(Saved data entries)
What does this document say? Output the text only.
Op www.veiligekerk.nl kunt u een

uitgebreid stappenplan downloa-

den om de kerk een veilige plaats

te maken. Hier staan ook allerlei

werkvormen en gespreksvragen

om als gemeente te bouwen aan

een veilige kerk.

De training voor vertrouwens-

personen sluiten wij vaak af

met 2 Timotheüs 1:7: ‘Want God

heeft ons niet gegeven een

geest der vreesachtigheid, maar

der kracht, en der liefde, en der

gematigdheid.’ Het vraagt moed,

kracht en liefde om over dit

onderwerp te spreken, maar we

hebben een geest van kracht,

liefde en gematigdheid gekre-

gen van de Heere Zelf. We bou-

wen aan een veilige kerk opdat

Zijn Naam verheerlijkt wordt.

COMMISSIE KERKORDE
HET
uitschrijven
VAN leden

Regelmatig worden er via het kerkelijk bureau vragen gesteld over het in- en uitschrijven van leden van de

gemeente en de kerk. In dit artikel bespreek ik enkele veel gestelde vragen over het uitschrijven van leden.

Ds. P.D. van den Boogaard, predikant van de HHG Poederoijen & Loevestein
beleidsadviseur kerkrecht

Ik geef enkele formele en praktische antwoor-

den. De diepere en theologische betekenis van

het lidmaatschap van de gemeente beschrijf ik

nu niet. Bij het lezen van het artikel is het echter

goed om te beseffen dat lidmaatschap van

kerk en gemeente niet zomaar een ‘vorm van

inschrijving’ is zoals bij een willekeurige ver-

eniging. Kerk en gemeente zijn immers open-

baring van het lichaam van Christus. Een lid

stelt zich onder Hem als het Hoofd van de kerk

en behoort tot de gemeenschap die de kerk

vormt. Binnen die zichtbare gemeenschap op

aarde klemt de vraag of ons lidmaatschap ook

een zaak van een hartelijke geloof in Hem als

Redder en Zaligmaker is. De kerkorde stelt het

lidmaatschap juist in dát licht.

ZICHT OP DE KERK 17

▶ TASK OBJECTIVE:
Show the lines that mention the word "geest".

▶ RESPONSE:
geest der vreesachtigheid, maar
hebben een geest van kracht,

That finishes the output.